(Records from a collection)
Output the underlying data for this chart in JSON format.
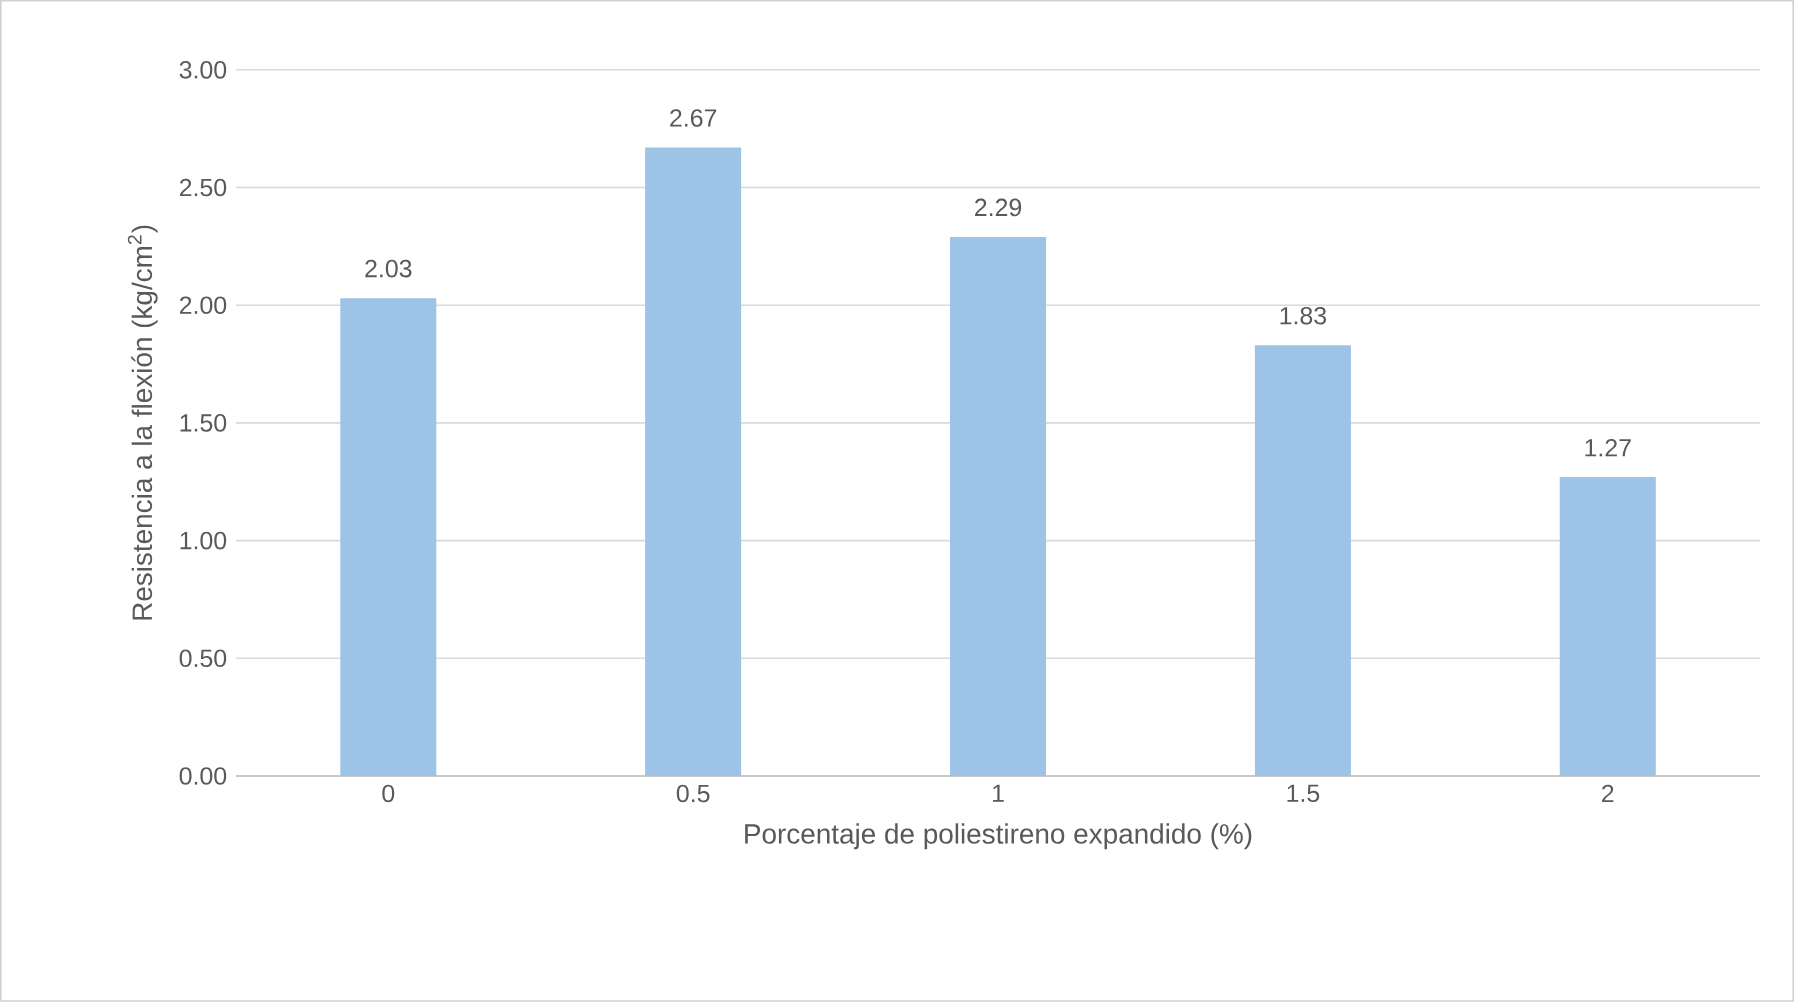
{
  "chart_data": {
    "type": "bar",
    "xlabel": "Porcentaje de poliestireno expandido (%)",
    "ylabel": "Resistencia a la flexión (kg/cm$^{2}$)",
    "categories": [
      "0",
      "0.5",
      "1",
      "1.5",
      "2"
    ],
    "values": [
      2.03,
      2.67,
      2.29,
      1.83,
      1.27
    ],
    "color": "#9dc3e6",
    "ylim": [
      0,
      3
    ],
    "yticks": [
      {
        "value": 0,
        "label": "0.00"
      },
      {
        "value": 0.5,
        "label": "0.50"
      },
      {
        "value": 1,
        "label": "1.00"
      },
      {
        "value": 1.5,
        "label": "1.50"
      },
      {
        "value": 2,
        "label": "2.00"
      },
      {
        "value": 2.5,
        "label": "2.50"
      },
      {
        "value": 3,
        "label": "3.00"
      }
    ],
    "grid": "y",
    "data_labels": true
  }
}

▶ _WRITTEN REQUEST_: Repeat the records above exactly, leaving out the pictures.

▶ _SOLUTION TO THIS EXERCISE_:
Output the underlying data for this chart in JSON format.
{
  "chart_data": {
    "type": "bar",
    "xlabel": "Porcentaje de poliestireno expandido (%)",
    "ylabel": "Resistencia a la flexión (kg/cm$^{2}$)",
    "categories": [
      "0",
      "0.5",
      "1",
      "1.5",
      "2"
    ],
    "values": [
      2.03,
      2.67,
      2.29,
      1.83,
      1.27
    ],
    "color": "#9dc3e6",
    "ylim": [
      0,
      3
    ],
    "yticks": [
      {
        "value": 0,
        "label": "0.00"
      },
      {
        "value": 0.5,
        "label": "0.50"
      },
      {
        "value": 1,
        "label": "1.00"
      },
      {
        "value": 1.5,
        "label": "1.50"
      },
      {
        "value": 2,
        "label": "2.00"
      },
      {
        "value": 2.5,
        "label": "2.50"
      },
      {
        "value": 3,
        "label": "3.00"
      }
    ],
    "grid": "y",
    "data_labels": true
  }
}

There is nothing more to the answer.